- What is being asked:
Comb the records below for the string "plain" and copy each line where it turns up.

--- BEGIN ---

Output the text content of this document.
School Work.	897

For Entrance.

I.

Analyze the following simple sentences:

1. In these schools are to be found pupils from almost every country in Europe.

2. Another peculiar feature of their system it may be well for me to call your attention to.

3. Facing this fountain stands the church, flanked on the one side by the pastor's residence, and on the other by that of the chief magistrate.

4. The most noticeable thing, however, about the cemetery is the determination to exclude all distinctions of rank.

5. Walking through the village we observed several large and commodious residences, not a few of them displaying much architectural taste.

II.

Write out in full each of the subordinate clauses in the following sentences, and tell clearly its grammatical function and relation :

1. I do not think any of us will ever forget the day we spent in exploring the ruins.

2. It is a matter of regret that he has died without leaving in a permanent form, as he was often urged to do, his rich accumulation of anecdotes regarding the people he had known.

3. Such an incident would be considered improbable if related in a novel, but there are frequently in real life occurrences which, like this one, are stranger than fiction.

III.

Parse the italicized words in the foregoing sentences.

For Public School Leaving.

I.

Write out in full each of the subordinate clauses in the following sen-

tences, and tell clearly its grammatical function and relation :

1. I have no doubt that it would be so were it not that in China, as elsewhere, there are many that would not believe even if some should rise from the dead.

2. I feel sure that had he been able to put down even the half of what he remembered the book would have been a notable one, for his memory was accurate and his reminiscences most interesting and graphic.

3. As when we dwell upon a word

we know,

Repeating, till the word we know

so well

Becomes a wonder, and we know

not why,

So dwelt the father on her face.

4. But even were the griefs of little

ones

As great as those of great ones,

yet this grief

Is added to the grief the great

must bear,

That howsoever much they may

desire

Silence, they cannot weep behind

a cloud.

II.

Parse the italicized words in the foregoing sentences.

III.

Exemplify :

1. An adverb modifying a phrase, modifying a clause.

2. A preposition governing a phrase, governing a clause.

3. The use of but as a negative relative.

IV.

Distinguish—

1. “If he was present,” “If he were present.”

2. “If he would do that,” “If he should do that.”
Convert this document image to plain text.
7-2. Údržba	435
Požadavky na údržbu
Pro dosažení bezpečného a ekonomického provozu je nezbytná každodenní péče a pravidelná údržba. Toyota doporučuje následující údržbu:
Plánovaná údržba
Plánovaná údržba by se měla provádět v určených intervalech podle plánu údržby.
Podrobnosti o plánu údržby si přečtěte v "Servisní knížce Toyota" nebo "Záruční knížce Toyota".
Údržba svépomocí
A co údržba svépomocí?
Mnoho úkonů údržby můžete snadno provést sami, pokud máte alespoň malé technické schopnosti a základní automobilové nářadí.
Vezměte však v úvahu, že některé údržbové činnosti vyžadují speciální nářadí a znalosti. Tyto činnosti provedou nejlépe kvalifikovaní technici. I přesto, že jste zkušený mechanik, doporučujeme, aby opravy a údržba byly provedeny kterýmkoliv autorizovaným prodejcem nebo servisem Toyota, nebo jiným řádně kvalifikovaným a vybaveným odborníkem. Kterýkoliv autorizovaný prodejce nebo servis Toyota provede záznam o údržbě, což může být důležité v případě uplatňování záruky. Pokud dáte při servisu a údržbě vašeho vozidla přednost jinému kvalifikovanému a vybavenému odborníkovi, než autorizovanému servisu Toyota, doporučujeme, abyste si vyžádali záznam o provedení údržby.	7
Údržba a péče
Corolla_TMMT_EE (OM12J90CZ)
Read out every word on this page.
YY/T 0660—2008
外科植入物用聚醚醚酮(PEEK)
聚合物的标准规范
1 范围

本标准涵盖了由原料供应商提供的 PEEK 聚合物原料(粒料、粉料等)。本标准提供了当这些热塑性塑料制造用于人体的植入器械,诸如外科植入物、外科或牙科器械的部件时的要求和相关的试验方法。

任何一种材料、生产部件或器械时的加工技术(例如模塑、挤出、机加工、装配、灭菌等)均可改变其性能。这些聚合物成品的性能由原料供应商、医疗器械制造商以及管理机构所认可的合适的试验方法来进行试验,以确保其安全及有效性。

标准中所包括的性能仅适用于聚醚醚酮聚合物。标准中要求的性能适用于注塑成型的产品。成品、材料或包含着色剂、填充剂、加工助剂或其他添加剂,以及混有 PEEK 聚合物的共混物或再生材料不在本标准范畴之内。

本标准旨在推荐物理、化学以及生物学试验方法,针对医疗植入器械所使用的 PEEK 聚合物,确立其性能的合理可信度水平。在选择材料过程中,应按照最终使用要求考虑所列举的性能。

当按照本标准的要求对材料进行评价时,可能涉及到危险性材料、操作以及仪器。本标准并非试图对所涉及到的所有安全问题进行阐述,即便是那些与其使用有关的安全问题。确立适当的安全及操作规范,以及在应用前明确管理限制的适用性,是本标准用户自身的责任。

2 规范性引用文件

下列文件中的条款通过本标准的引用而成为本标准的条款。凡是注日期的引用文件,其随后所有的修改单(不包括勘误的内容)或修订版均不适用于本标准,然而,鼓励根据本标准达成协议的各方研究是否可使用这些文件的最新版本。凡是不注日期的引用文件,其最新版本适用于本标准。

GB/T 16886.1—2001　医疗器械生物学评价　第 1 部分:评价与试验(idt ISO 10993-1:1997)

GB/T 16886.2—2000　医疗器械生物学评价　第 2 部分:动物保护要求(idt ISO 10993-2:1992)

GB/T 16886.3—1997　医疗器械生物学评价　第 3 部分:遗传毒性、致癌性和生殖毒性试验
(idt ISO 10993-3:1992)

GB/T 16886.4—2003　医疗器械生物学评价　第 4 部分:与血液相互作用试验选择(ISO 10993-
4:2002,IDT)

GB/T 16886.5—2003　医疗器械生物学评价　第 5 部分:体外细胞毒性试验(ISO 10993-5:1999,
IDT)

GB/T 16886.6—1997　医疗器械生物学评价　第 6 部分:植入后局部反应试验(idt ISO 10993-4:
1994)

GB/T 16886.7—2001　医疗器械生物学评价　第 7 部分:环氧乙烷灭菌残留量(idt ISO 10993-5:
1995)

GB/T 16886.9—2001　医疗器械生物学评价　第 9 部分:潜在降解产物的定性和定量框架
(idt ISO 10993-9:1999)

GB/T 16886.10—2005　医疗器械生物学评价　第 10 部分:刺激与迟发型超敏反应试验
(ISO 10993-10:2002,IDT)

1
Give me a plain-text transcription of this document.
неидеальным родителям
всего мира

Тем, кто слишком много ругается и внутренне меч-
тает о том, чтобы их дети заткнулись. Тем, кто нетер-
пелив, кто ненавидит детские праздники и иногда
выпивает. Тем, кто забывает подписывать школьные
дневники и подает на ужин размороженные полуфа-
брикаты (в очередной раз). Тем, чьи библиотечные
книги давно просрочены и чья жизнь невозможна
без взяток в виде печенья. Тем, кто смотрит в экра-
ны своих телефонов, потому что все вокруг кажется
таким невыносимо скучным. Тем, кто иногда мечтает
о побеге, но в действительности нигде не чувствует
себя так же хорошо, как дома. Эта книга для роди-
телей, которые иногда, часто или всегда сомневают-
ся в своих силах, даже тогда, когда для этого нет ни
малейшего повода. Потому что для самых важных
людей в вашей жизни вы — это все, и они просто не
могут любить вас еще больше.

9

--- END ---

- Full answer:
Convert this document image to plain text.
Give me a plain-text transcription of this document.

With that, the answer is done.